◆ Dataset content:
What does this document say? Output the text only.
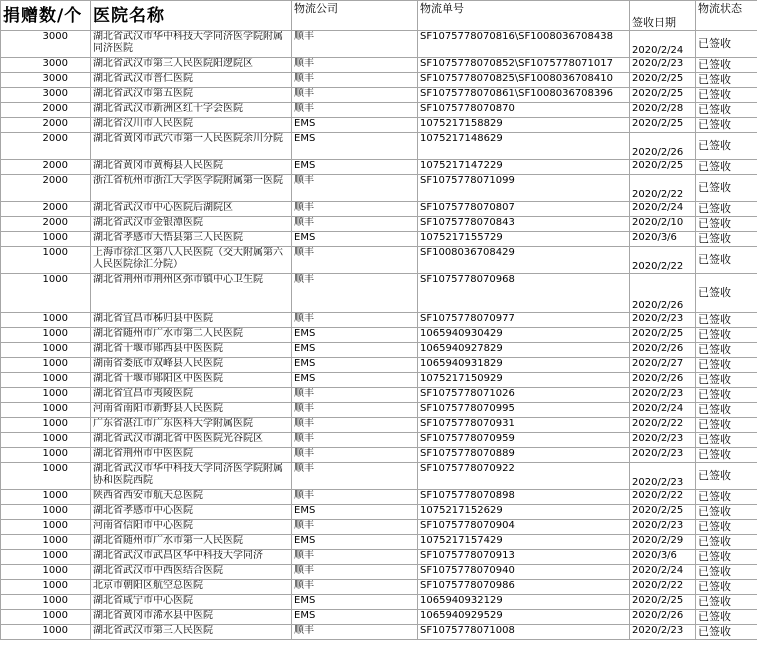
捐赠数/个	医院名称	物流公司	物流单号	签收日期	物流状态
3000	湖北省武汉市华中科技大学同济医学院附属同济医院	顺丰	SF1075778070816\SF1008036708438	2020/2/24	已签收
3000	湖北省武汉市第三人民医院阳逻院区	顺丰	SF1075778070852\SF1075778071017	2020/2/23	已签收
3000	湖北省武汉市普仁医院	顺丰	SF1075778070825\SF1008036708410	2020/2/25	已签收
3000	湖北省武汉市第五医院	顺丰	SF1075778070861\SF1008036708396	2020/2/25	已签收
2000	湖北省武汉市新洲区红十字会医院	顺丰	SF1075778070870	2020/2/28	已签收
2000	湖北省汉川市人民医院	EMS	1075217158829	2020/2/25	已签收
2000	湖北省黄冈市武穴市第一人民医院余川分院	EMS	1075217148629	2020/2/26	已签收
2000	湖北省黄冈市黄梅县人民医院	EMS	1075217147229	2020/2/25	已签收
2000	浙江省杭州市浙江大学医学院附属第一医院	顺丰	SF1075778071099	2020/2/22	已签收
2000	湖北省武汉市中心医院后湖院区	顺丰	SF1075778070807	2020/2/24	已签收
2000	湖北省武汉市金银潭医院	顺丰	SF1075778070843	2020/2/10	已签收
1000	湖北省孝感市大悟县第三人民医院	EMS	1075217155729	2020/3/6	已签收
1000	上海市徐汇区第八人民医院（交大附属第六人民医院徐汇分院）	顺丰	SF1008036708429	2020/2/22	已签收
1000	湖北省荆州市荆州区弥市镇中心卫生院	顺丰	SF1075778070968	2020/2/26	已签收
1000	湖北省宜昌市秭归县中医院	顺丰	SF1075778070977	2020/2/23	已签收
1000	湖北省随州市广水市第二人民医院	EMS	1065940930429	2020/2/25	已签收
1000	湖北省十堰市郧西县中医医院	EMS	1065940927829	2020/2/26	已签收
1000	湖南省娄底市双峰县人民医院	EMS	1065940931829	2020/2/27	已签收
1000	湖北省十堰市郧阳区中医医院	EMS	1075217150929	2020/2/26	已签收
1000	湖北省宜昌市夷陵医院	顺丰	SF1075778071026	2020/2/23	已签收
1000	河南省南阳市新野县人民医院	顺丰	SF1075778070995	2020/2/24	已签收
1000	广东省湛江市广东医科大学附属医院	顺丰	SF1075778070931	2020/2/22	已签收
1000	湖北省武汉市湖北省中医医院光谷院区	顺丰	SF1075778070959	2020/2/23	已签收
1000	湖北省荆州市中医医院	顺丰	SF1075778070889	2020/2/23	已签收
1000	湖北省武汉市华中科技大学同济医学院附属协和医院西院	顺丰	SF1075778070922	2020/2/23	已签收
1000	陕西省西安市航天总医院	顺丰	SF1075778070898	2020/2/22	已签收
1000	湖北省孝感市中心医院	EMS	1075217152629	2020/2/25	已签收
1000	河南省信阳市中心医院	顺丰	SF1075778070904	2020/2/23	已签收
1000	湖北省随州市广水市第一人民医院	EMS	1075217157429	2020/2/29	已签收
1000	湖北省武汉市武昌区华中科技大学同济	顺丰	SF1075778070913	2020/3/6	已签收
1000	湖北省武汉市中西医结合医院	顺丰	SF1075778070940	2020/2/24	已签收
1000	北京市朝阳区航空总医院	顺丰	SF1075778070986	2020/2/22	已签收
1000	湖北省咸宁市中心医院	EMS	1065940932129	2020/2/25	已签收
1000	湖北省黄冈市浠水县中医院	EMS	1065940929529	2020/2/26	已签收
1000	湖北省武汉市第三人民医院	顺丰	SF1075778071008	2020/2/23	已签收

◆ Directive:
Exactly reproduce the entries above, minus the pictures.

◆ Output for this task:
What does this document say? Output the text only.
捐赠数/个	医院名称	物流公司	物流单号	签收日期	物流状态
3000	湖北省武汉市华中科技大学同济医学院附属同济医院	顺丰	SF1075778070816\SF1008036708438	2020/2/24	已签收
3000	湖北省武汉市第三人民医院阳逻院区	顺丰	SF1075778070852\SF1075778071017	2020/2/23	已签收
3000	湖北省武汉市普仁医院	顺丰	SF1075778070825\SF1008036708410	2020/2/25	已签收
3000	湖北省武汉市第五医院	顺丰	SF1075778070861\SF1008036708396	2020/2/25	已签收
2000	湖北省武汉市新洲区红十字会医院	顺丰	SF1075778070870	2020/2/28	已签收
2000	湖北省汉川市人民医院	EMS	1075217158829	2020/2/25	已签收
2000	湖北省黄冈市武穴市第一人民医院余川分院	EMS	1075217148629	2020/2/26	已签收
2000	湖北省黄冈市黄梅县人民医院	EMS	1075217147229	2020/2/25	已签收
2000	浙江省杭州市浙江大学医学院附属第一医院	顺丰	SF1075778071099	2020/2/22	已签收
2000	湖北省武汉市中心医院后湖院区	顺丰	SF1075778070807	2020/2/24	已签收
2000	湖北省武汉市金银潭医院	顺丰	SF1075778070843	2020/2/10	已签收
1000	湖北省孝感市大悟县第三人民医院	EMS	1075217155729	2020/3/6	已签收
1000	上海市徐汇区第八人民医院（交大附属第六人民医院徐汇分院）	顺丰	SF1008036708429	2020/2/22	已签收
1000	湖北省荆州市荆州区弥市镇中心卫生院	顺丰	SF1075778070968	2020/2/26	已签收
1000	湖北省宜昌市秭归县中医院	顺丰	SF1075778070977	2020/2/23	已签收
1000	湖北省随州市广水市第二人民医院	EMS	1065940930429	2020/2/25	已签收
1000	湖北省十堰市郧西县中医医院	EMS	1065940927829	2020/2/26	已签收
1000	湖南省娄底市双峰县人民医院	EMS	1065940931829	2020/2/27	已签收
1000	湖北省十堰市郧阳区中医医院	EMS	1075217150929	2020/2/26	已签收
1000	湖北省宜昌市夷陵医院	顺丰	SF1075778071026	2020/2/23	已签收
1000	河南省南阳市新野县人民医院	顺丰	SF1075778070995	2020/2/24	已签收
1000	广东省湛江市广东医科大学附属医院	顺丰	SF1075778070931	2020/2/22	已签收
1000	湖北省武汉市湖北省中医医院光谷院区	顺丰	SF1075778070959	2020/2/23	已签收
1000	湖北省荆州市中医医院	顺丰	SF1075778070889	2020/2/23	已签收
1000	湖北省武汉市华中科技大学同济医学院附属协和医院西院	顺丰	SF1075778070922	2020/2/23	已签收
1000	陕西省西安市航天总医院	顺丰	SF1075778070898	2020/2/22	已签收
1000	湖北省孝感市中心医院	EMS	1075217152629	2020/2/25	已签收
1000	河南省信阳市中心医院	顺丰	SF1075778070904	2020/2/23	已签收
1000	湖北省随州市广水市第一人民医院	EMS	1075217157429	2020/2/29	已签收
1000	湖北省武汉市武昌区华中科技大学同济	顺丰	SF1075778070913	2020/3/6	已签收
1000	湖北省武汉市中西医结合医院	顺丰	SF1075778070940	2020/2/24	已签收
1000	北京市朝阳区航空总医院	顺丰	SF1075778070986	2020/2/22	已签收
1000	湖北省咸宁市中心医院	EMS	1065940932129	2020/2/25	已签收
1000	湖北省黄冈市浠水县中医院	EMS	1065940929529	2020/2/26	已签收
1000	湖北省武汉市第三人民医院	顺丰	SF1075778071008	2020/2/23	已签收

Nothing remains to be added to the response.